++++ RECORDS FOR PROCESSING

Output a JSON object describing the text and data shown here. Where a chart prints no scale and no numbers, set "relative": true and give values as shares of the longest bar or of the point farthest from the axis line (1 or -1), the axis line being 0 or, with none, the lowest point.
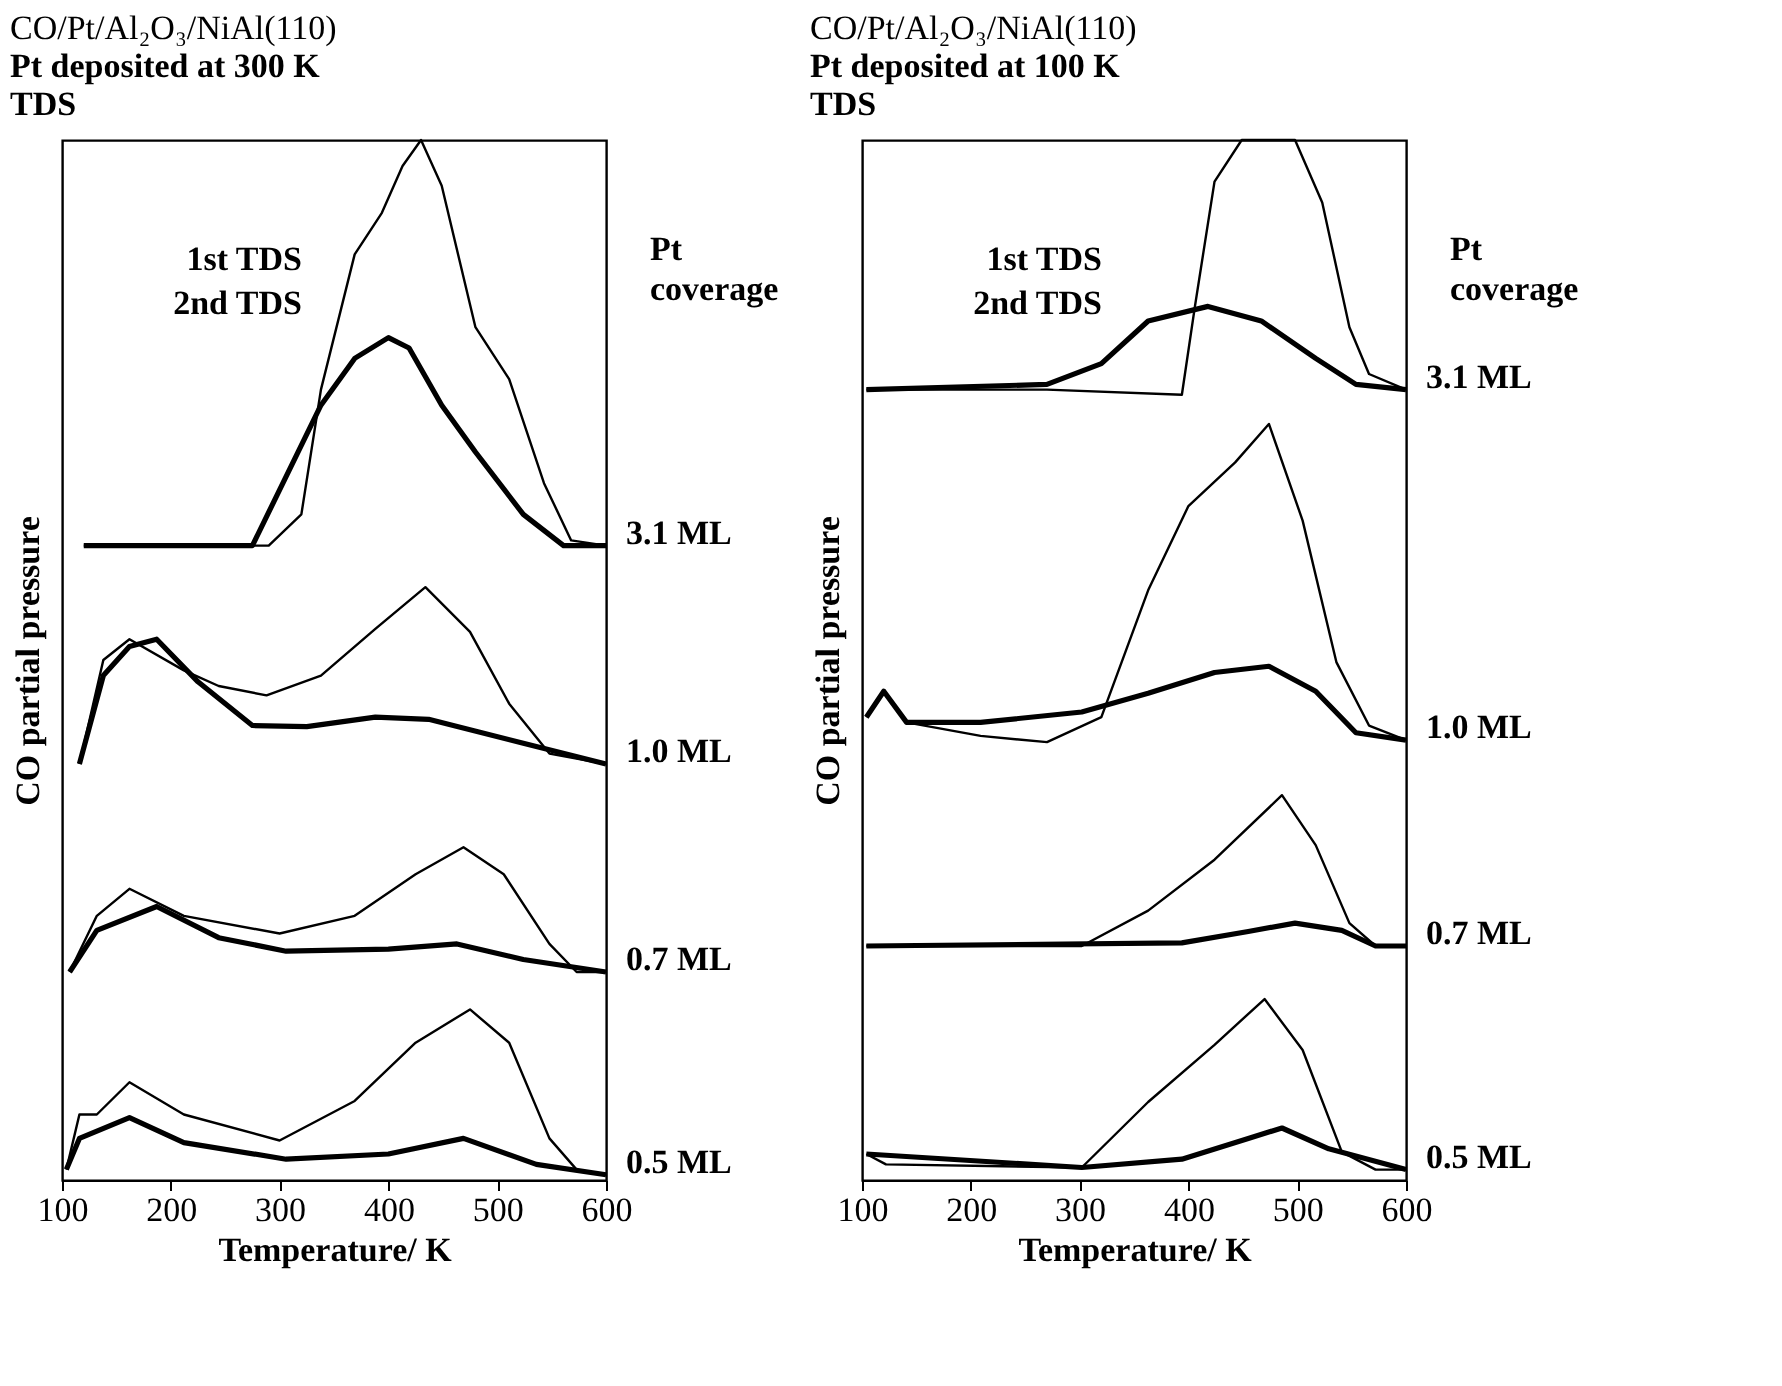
{
  "chart_data": [
    {
      "type": "line",
      "title": "CO/Pt/Al₂O₃/NiAl(110)",
      "subtitle": "Pt deposited at 300 K\nTDS",
      "xlabel": "Temperature/ K",
      "ylabel": "CO partial pressure",
      "relative": true,
      "xlim": [
        100,
        600
      ],
      "xticks": [
        100,
        200,
        300,
        400,
        500,
        600
      ],
      "annotations": [
        "Pt coverage",
        "1st TDS",
        "2nd TDS",
        "3.1 ML",
        "1.0 ML",
        "0.7 ML",
        "0.5 ML"
      ],
      "series": [
        {
          "color": "#000000",
          "x": [
            120,
            200,
            290,
            320,
            338,
            369,
            394,
            413,
            430,
            449,
            480,
            511,
            543,
            568,
            600
          ],
          "values": [
            0.61,
            0.61,
            0.61,
            0.64,
            0.76,
            0.89,
            0.93,
            0.975,
            1.0,
            0.956,
            0.82,
            0.77,
            0.67,
            0.615,
            0.61
          ]
        },
        {
          "color": "#000000",
          "x": [
            120,
            200,
            275,
            338,
            369,
            400,
            419,
            449,
            480,
            524,
            561,
            600
          ],
          "values": [
            0.61,
            0.61,
            0.61,
            0.745,
            0.79,
            0.81,
            0.8,
            0.745,
            0.7,
            0.64,
            0.61,
            0.61
          ]
        },
        {
          "color": "#000000",
          "x": [
            116,
            138,
            162,
            212,
            244,
            288,
            338,
            388,
            434,
            475,
            511,
            548,
            600
          ],
          "values": [
            0.4,
            0.5,
            0.52,
            0.49,
            0.475,
            0.466,
            0.485,
            0.53,
            0.57,
            0.527,
            0.458,
            0.41,
            0.4
          ]
        },
        {
          "color": "#000000",
          "x": [
            116,
            138,
            162,
            187,
            225,
            275,
            325,
            388,
            437,
            524,
            600
          ],
          "values": [
            0.4,
            0.485,
            0.513,
            0.52,
            0.479,
            0.437,
            0.436,
            0.445,
            0.443,
            0.42,
            0.4
          ]
        },
        {
          "color": "#000000",
          "x": [
            107,
            132,
            162,
            212,
            300,
            369,
            425,
            469,
            506,
            548,
            573,
            600
          ],
          "values": [
            0.2,
            0.254,
            0.28,
            0.254,
            0.237,
            0.254,
            0.294,
            0.32,
            0.294,
            0.227,
            0.2,
            0.2
          ]
        },
        {
          "color": "#000000",
          "x": [
            107,
            132,
            187,
            244,
            306,
            400,
            463,
            524,
            600
          ],
          "values": [
            0.2,
            0.24,
            0.263,
            0.233,
            0.22,
            0.222,
            0.227,
            0.212,
            0.2
          ]
        },
        {
          "color": "#000000",
          "x": [
            104,
            116,
            132,
            162,
            212,
            300,
            369,
            425,
            475,
            511,
            548,
            573,
            600
          ],
          "values": [
            0.01,
            0.063,
            0.063,
            0.094,
            0.063,
            0.038,
            0.076,
            0.132,
            0.164,
            0.132,
            0.04,
            0.01,
            0.005
          ]
        },
        {
          "color": "#000000",
          "x": [
            104,
            116,
            162,
            212,
            306,
            400,
            469,
            536,
            600
          ],
          "values": [
            0.01,
            0.04,
            0.06,
            0.036,
            0.02,
            0.025,
            0.04,
            0.015,
            0.005
          ]
        }
      ]
    },
    {
      "type": "line",
      "title": "CO/Pt/Al₂O₃/NiAl(110)",
      "subtitle": "Pt deposited at 100 K\nTDS",
      "xlabel": "Temperature/ K",
      "ylabel": "CO partial pressure",
      "relative": true,
      "xlim": [
        100,
        600
      ],
      "xticks": [
        100,
        200,
        300,
        400,
        500,
        600
      ],
      "annotations": [
        "Pt coverage",
        "1st TDS",
        "2nd TDS",
        "3.1 ML",
        "1.0 ML",
        "0.7 ML",
        "0.5 ML"
      ],
      "series": [
        {
          "color": "#000000",
          "x": [
            104,
            270,
            394,
            406,
            424,
            449,
            498,
            523,
            548,
            566,
            600
          ],
          "values": [
            0.76,
            0.76,
            0.755,
            0.84,
            0.96,
            1.0,
            1.0,
            0.94,
            0.82,
            0.775,
            0.76
          ]
        },
        {
          "color": "#000000",
          "x": [
            104,
            270,
            320,
            363,
            418,
            467,
            517,
            554,
            600
          ],
          "values": [
            0.76,
            0.765,
            0.785,
            0.826,
            0.84,
            0.826,
            0.79,
            0.765,
            0.76
          ]
        },
        {
          "color": "#000000",
          "x": [
            104,
            120,
            141,
            209,
            270,
            320,
            363,
            400,
            443,
            474,
            505,
            536,
            566,
            600
          ],
          "values": [
            0.445,
            0.47,
            0.44,
            0.427,
            0.421,
            0.445,
            0.567,
            0.648,
            0.69,
            0.727,
            0.634,
            0.498,
            0.437,
            0.423
          ]
        },
        {
          "color": "#000000",
          "x": [
            104,
            120,
            141,
            209,
            302,
            363,
            424,
            474,
            517,
            554,
            600
          ],
          "values": [
            0.445,
            0.47,
            0.44,
            0.44,
            0.45,
            0.468,
            0.488,
            0.494,
            0.47,
            0.43,
            0.423
          ]
        },
        {
          "color": "#000000",
          "x": [
            104,
            302,
            363,
            424,
            486,
            517,
            548,
            572,
            600
          ],
          "values": [
            0.225,
            0.225,
            0.259,
            0.308,
            0.37,
            0.322,
            0.247,
            0.225,
            0.225
          ]
        },
        {
          "color": "#000000",
          "x": [
            104,
            394,
            455,
            498,
            541,
            572,
            600
          ],
          "values": [
            0.225,
            0.228,
            0.239,
            0.247,
            0.24,
            0.225,
            0.225
          ]
        },
        {
          "color": "#000000",
          "x": [
            104,
            122,
            302,
            363,
            424,
            470,
            505,
            541,
            572,
            600
          ],
          "values": [
            0.025,
            0.015,
            0.012,
            0.075,
            0.13,
            0.174,
            0.125,
            0.027,
            0.01,
            0.01
          ]
        },
        {
          "color": "#000000",
          "x": [
            104,
            302,
            394,
            455,
            486,
            529,
            600
          ],
          "values": [
            0.025,
            0.012,
            0.02,
            0.04,
            0.05,
            0.03,
            0.01
          ]
        }
      ]
    }
  ]
}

++++++++

## WORK INSTRUCTIONS
Write out the data precisely as given, excluding the pictures.

## COMPLETE RESPONSE
Output a JSON object describing the text and data shown here. Where a chart prints no scale and no numbers, set "relative": true and give values as shares of the longest bar or of the point farthest from the axis line (1 or -1), the axis line being 0 or, with none, the lowest point.
{
  "chart_data": [
    {
      "type": "line",
      "title": "CO/Pt/Al₂O₃/NiAl(110)",
      "subtitle": "Pt deposited at 300 K\nTDS",
      "xlabel": "Temperature/ K",
      "ylabel": "CO partial pressure",
      "relative": true,
      "xlim": [
        100,
        600
      ],
      "xticks": [
        100,
        200,
        300,
        400,
        500,
        600
      ],
      "annotations": [
        "Pt coverage",
        "1st TDS",
        "2nd TDS",
        "3.1 ML",
        "1.0 ML",
        "0.7 ML",
        "0.5 ML"
      ],
      "series": [
        {
          "color": "#000000",
          "x": [
            120,
            200,
            290,
            320,
            338,
            369,
            394,
            413,
            430,
            449,
            480,
            511,
            543,
            568,
            600
          ],
          "values": [
            0.61,
            0.61,
            0.61,
            0.64,
            0.76,
            0.89,
            0.93,
            0.975,
            1.0,
            0.956,
            0.82,
            0.77,
            0.67,
            0.615,
            0.61
          ]
        },
        {
          "color": "#000000",
          "x": [
            120,
            200,
            275,
            338,
            369,
            400,
            419,
            449,
            480,
            524,
            561,
            600
          ],
          "values": [
            0.61,
            0.61,
            0.61,
            0.745,
            0.79,
            0.81,
            0.8,
            0.745,
            0.7,
            0.64,
            0.61,
            0.61
          ]
        },
        {
          "color": "#000000",
          "x": [
            116,
            138,
            162,
            212,
            244,
            288,
            338,
            388,
            434,
            475,
            511,
            548,
            600
          ],
          "values": [
            0.4,
            0.5,
            0.52,
            0.49,
            0.475,
            0.466,
            0.485,
            0.53,
            0.57,
            0.527,
            0.458,
            0.41,
            0.4
          ]
        },
        {
          "color": "#000000",
          "x": [
            116,
            138,
            162,
            187,
            225,
            275,
            325,
            388,
            437,
            524,
            600
          ],
          "values": [
            0.4,
            0.485,
            0.513,
            0.52,
            0.479,
            0.437,
            0.436,
            0.445,
            0.443,
            0.42,
            0.4
          ]
        },
        {
          "color": "#000000",
          "x": [
            107,
            132,
            162,
            212,
            300,
            369,
            425,
            469,
            506,
            548,
            573,
            600
          ],
          "values": [
            0.2,
            0.254,
            0.28,
            0.254,
            0.237,
            0.254,
            0.294,
            0.32,
            0.294,
            0.227,
            0.2,
            0.2
          ]
        },
        {
          "color": "#000000",
          "x": [
            107,
            132,
            187,
            244,
            306,
            400,
            463,
            524,
            600
          ],
          "values": [
            0.2,
            0.24,
            0.263,
            0.233,
            0.22,
            0.222,
            0.227,
            0.212,
            0.2
          ]
        },
        {
          "color": "#000000",
          "x": [
            104,
            116,
            132,
            162,
            212,
            300,
            369,
            425,
            475,
            511,
            548,
            573,
            600
          ],
          "values": [
            0.01,
            0.063,
            0.063,
            0.094,
            0.063,
            0.038,
            0.076,
            0.132,
            0.164,
            0.132,
            0.04,
            0.01,
            0.005
          ]
        },
        {
          "color": "#000000",
          "x": [
            104,
            116,
            162,
            212,
            306,
            400,
            469,
            536,
            600
          ],
          "values": [
            0.01,
            0.04,
            0.06,
            0.036,
            0.02,
            0.025,
            0.04,
            0.015,
            0.005
          ]
        }
      ]
    },
    {
      "type": "line",
      "title": "CO/Pt/Al₂O₃/NiAl(110)",
      "subtitle": "Pt deposited at 100 K\nTDS",
      "xlabel": "Temperature/ K",
      "ylabel": "CO partial pressure",
      "relative": true,
      "xlim": [
        100,
        600
      ],
      "xticks": [
        100,
        200,
        300,
        400,
        500,
        600
      ],
      "annotations": [
        "Pt coverage",
        "1st TDS",
        "2nd TDS",
        "3.1 ML",
        "1.0 ML",
        "0.7 ML",
        "0.5 ML"
      ],
      "series": [
        {
          "color": "#000000",
          "x": [
            104,
            270,
            394,
            406,
            424,
            449,
            498,
            523,
            548,
            566,
            600
          ],
          "values": [
            0.76,
            0.76,
            0.755,
            0.84,
            0.96,
            1.0,
            1.0,
            0.94,
            0.82,
            0.775,
            0.76
          ]
        },
        {
          "color": "#000000",
          "x": [
            104,
            270,
            320,
            363,
            418,
            467,
            517,
            554,
            600
          ],
          "values": [
            0.76,
            0.765,
            0.785,
            0.826,
            0.84,
            0.826,
            0.79,
            0.765,
            0.76
          ]
        },
        {
          "color": "#000000",
          "x": [
            104,
            120,
            141,
            209,
            270,
            320,
            363,
            400,
            443,
            474,
            505,
            536,
            566,
            600
          ],
          "values": [
            0.445,
            0.47,
            0.44,
            0.427,
            0.421,
            0.445,
            0.567,
            0.648,
            0.69,
            0.727,
            0.634,
            0.498,
            0.437,
            0.423
          ]
        },
        {
          "color": "#000000",
          "x": [
            104,
            120,
            141,
            209,
            302,
            363,
            424,
            474,
            517,
            554,
            600
          ],
          "values": [
            0.445,
            0.47,
            0.44,
            0.44,
            0.45,
            0.468,
            0.488,
            0.494,
            0.47,
            0.43,
            0.423
          ]
        },
        {
          "color": "#000000",
          "x": [
            104,
            302,
            363,
            424,
            486,
            517,
            548,
            572,
            600
          ],
          "values": [
            0.225,
            0.225,
            0.259,
            0.308,
            0.37,
            0.322,
            0.247,
            0.225,
            0.225
          ]
        },
        {
          "color": "#000000",
          "x": [
            104,
            394,
            455,
            498,
            541,
            572,
            600
          ],
          "values": [
            0.225,
            0.228,
            0.239,
            0.247,
            0.24,
            0.225,
            0.225
          ]
        },
        {
          "color": "#000000",
          "x": [
            104,
            122,
            302,
            363,
            424,
            470,
            505,
            541,
            572,
            600
          ],
          "values": [
            0.025,
            0.015,
            0.012,
            0.075,
            0.13,
            0.174,
            0.125,
            0.027,
            0.01,
            0.01
          ]
        },
        {
          "color": "#000000",
          "x": [
            104,
            302,
            394,
            455,
            486,
            529,
            600
          ],
          "values": [
            0.025,
            0.012,
            0.02,
            0.04,
            0.05,
            0.03,
            0.01
          ]
        }
      ]
    }
  ]
}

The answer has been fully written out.